EXERCISE SET:
1 - In the text on water pricing, how is the capacity of a water system defined?
2 - Continue the text on water pricing, starting after its final sentence.

TEXT BLOCK:
------------------------------

The only way is to try it out.
Creativity is extremely important and you have to do it to make it work.
Practical strategies for sustainability pricing include:
The policy debate has increasingly focused on the broader economic and allocative roles of water pricing. There is growing recognition that a realistic water pricing policy that ensures full cost recovery can be politically feasible only when it is designed to perform well in its economic and allocative role.
Sustainability, affordability, and viability are intrinsically related. If water costs are exorbitant and the water rate required to cover the costs of service is considered unaffordable to the customer, long-term viability is jeopardised.
The US Safe Drinking Water Act provides strong rationale for sustainable water pricing without dictating pricing policy. The law clearly points to the importance of building the capacity of water systems to comply with standards. Capacity is defined in terms of the financial, managerial and technical capability of a water system.
Water systems can draw on economic theory to guide pricing strategies. Sustainable pricing is grounded in marginal cost pricing theory, which stresses economic efficiency as a fundamental goal. Efficiency is a necessary but not sufficient element of sustainability. A sustainable price also is an affordable price.
A system that cannot provide service at an affordable price cannot be sustainable by its customer base over time. Sewage is flowing on our streets partly due to sewer lines that are half-filled with sand and debris and the use of high velocity cleaning machines and rubber cups will clear them and save people from disease outbreaks.

------------------------------

RECORDS SHOWN:
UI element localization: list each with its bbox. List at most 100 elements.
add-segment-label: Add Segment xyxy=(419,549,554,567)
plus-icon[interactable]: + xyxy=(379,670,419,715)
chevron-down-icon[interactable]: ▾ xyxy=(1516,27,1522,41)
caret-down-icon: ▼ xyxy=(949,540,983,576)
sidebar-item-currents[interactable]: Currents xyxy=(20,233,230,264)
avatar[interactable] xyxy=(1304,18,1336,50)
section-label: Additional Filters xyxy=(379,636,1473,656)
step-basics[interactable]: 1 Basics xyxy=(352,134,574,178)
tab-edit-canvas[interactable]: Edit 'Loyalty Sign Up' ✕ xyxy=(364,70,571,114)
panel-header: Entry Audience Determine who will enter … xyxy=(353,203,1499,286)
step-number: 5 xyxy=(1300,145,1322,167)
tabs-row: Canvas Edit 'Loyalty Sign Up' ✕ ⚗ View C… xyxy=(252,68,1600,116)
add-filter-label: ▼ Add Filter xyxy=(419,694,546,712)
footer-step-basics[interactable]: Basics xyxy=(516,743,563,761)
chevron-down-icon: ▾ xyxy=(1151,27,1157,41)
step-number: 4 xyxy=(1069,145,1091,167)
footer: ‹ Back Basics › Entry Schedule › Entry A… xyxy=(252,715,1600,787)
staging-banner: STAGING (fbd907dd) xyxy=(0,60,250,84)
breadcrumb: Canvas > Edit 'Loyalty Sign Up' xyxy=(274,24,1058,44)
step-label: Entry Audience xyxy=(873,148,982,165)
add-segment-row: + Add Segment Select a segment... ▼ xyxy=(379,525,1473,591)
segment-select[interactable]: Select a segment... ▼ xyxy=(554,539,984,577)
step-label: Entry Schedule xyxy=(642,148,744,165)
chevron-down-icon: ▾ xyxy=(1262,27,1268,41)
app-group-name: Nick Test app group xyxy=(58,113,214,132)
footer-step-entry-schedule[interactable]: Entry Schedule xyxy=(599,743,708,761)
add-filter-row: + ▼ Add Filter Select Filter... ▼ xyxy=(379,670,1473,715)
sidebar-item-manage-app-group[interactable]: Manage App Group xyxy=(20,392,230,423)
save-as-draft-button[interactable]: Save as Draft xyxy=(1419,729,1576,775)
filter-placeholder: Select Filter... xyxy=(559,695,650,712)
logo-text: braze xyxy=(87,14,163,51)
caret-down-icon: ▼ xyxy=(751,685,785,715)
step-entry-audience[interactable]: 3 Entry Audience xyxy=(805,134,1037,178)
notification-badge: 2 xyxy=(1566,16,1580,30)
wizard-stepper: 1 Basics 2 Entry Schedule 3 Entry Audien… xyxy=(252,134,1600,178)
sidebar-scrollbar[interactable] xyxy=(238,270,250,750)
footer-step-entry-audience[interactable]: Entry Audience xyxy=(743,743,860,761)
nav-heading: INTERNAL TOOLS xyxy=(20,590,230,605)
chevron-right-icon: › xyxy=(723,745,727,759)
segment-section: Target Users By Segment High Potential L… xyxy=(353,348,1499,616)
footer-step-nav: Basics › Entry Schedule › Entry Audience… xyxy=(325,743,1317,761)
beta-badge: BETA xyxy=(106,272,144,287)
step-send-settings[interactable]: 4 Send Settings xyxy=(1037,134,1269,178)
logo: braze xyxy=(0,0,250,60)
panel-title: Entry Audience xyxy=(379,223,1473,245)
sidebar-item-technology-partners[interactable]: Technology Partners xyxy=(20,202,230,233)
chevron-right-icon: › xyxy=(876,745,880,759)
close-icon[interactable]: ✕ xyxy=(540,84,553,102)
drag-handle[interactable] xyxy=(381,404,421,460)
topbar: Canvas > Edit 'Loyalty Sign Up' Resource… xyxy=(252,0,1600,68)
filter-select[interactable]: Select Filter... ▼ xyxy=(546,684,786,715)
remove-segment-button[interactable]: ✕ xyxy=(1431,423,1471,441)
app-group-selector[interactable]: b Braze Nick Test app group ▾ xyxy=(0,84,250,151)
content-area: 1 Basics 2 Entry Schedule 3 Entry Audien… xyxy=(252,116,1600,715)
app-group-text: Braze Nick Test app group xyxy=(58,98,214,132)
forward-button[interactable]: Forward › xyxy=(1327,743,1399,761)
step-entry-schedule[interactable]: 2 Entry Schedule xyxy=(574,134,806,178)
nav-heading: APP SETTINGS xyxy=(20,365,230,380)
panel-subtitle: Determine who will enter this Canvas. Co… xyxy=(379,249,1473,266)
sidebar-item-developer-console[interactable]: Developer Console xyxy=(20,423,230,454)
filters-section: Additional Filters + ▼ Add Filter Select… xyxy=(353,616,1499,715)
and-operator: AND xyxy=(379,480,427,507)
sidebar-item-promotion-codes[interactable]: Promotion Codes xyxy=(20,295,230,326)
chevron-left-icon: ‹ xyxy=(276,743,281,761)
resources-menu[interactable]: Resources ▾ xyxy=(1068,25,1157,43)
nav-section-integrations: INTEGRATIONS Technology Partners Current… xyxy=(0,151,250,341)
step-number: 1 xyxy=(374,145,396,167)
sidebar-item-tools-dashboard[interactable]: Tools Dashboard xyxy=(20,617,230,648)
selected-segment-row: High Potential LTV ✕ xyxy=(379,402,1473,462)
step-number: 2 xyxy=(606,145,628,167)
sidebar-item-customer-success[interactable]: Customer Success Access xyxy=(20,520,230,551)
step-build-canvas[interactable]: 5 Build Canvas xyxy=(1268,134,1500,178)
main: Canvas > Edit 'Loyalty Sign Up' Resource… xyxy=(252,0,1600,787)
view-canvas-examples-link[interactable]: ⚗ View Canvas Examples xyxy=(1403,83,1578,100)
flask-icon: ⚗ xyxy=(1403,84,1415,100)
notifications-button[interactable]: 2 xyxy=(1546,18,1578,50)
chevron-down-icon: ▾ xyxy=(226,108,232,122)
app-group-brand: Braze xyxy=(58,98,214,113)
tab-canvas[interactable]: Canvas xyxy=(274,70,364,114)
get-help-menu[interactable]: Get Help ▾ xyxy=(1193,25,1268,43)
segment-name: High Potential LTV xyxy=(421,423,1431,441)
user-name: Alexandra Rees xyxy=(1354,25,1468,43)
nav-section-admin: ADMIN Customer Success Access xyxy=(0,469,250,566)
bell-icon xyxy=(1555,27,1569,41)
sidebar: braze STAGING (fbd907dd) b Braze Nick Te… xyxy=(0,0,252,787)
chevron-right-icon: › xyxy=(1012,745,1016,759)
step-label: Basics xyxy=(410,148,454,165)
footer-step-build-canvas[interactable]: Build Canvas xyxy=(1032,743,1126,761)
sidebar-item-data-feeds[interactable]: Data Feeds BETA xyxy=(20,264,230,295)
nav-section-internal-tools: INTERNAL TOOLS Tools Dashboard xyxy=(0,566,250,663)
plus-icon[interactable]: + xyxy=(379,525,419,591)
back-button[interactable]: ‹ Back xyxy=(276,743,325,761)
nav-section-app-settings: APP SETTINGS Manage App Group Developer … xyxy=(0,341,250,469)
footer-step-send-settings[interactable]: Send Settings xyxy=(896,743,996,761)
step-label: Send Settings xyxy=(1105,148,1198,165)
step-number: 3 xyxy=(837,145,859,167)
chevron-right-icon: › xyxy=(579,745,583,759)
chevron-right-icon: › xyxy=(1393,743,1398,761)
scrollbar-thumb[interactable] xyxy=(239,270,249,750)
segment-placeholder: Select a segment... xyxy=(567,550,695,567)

------------------------------

RESPONSES TO THE TASKS:
1 - Capacity is defined in terms of the financial, managerial and technical capability of a water system.

2 -
In Glen View 1, residents are served by an electric-powered school borehole in the area as they go for weeks without supplies from Harare Water.
In West African countries, water is delivered by lorries and some sold in plastic papers at very affordable prices. Does Harare Water have to supply every industrial activity with treated water?
There is need to address this from policy level and remove bottlenecks.
It is critical for engineers to develop visionary leadership, and play a role for the benefit of mankind through appropriate water pricing mechanisms through effective deployment of appropriate technologies.
I am assessing the marginal costing principle on this situation to make it more practical.
Can it be a head office where workers' committees are always loitering in corridors seven days a week, when do they work?
Harare Water requires situational leadership and an aggressive management approach to the prevailing situation. A business-as-usual approach must stop.
Lake Chivero is being polluted at an exponentially increasing rate while we watch.
James H. Collins, materials manager at Florence Factory of Litton Industries, used to quarrel regularly with plant manager Patrick A Shafer. "He was always coming down here because he was out of something" remembers Collins.
But now that a computerised inventory control and scheduling system has been installed at the plant, the two men joke about how boring life has become.
"We don't yell at each other anymore," says Collins with a grin. "My job has changed drastically. The computerised system has eliminated 95 percent of my emergencies. I know what we need and when. Now I spend my time planning, not reacting."
I was talking to the former Zimbabwe Institute of Engineers president about how the Harare water maintenance programme can be made enjoyable.
If guys from the maintenance section order a wrong component, an alarm will ring once the specification is loaded into the computer to place an order by stores.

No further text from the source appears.